— BEGIN Rows —

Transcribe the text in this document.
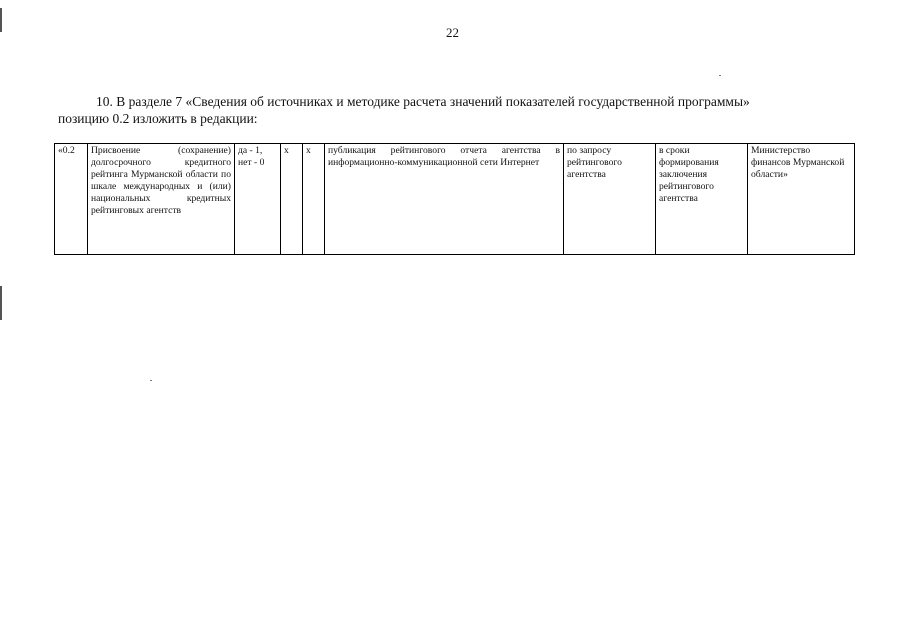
22

10. В разделе 7 «Сведения об источниках и методике расчета значений показателей государственной программы»
позицию 0.2 изложить в редакции:

«0.2	Присвоение (сохранение) долгосрочного кредитного рейтинга Мурманской области по шкале международных и (или) национальных кредитных рейтинговых агентств	да - 1, нет - 0	х	х	публикация рейтингового отчета агентства в информационно-коммуникационной сети Интернет	по запросу рейтингового агентства	в сроки формирования заключения рейтингового агентства	Министерство финансов Мурманской области»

— END Rows —

▶ _Task brief_
Your task is to retype all the entries exactly and leave out any pictures.

▶ _Solution below_
Transcribe the text in this document.
22

10. В разделе 7 «Сведения об источниках и методике расчета значений показателей государственной программы»
позицию 0.2 изложить в редакции:

«0.2	Присвоение (сохранение) долгосрочного кредитного рейтинга Мурманской области по шкале международных и (или) национальных кредитных рейтинговых агентств	да - 1, нет - 0	х	х	публикация рейтингового отчета агентства в информационно-коммуникационной сети Интернет	по запросу рейтингового агентства	в сроки формирования заключения рейтингового агентства	Министерство финансов Мурманской области»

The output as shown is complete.